— Start —

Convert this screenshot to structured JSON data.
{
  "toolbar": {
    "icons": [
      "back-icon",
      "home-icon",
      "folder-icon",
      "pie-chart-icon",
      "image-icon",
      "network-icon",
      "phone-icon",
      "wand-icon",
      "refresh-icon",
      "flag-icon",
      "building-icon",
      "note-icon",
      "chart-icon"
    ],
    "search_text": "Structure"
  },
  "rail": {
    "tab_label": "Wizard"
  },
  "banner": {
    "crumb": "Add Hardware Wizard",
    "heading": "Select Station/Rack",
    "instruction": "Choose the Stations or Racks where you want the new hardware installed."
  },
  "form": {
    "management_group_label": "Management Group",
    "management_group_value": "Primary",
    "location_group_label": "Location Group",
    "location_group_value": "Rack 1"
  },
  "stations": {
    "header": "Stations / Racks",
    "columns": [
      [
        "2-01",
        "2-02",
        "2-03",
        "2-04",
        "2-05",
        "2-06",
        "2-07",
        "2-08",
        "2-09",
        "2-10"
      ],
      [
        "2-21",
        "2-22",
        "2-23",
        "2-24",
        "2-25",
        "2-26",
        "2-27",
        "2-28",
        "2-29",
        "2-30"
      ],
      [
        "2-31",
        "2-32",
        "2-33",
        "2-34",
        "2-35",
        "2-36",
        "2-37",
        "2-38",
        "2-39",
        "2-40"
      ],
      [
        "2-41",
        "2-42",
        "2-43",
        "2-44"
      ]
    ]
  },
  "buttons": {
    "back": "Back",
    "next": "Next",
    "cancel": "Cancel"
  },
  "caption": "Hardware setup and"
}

— End —

Task goal: Going through the lines above one by one, tally those with the word "Racks" and give only the total.

Exercise output: 2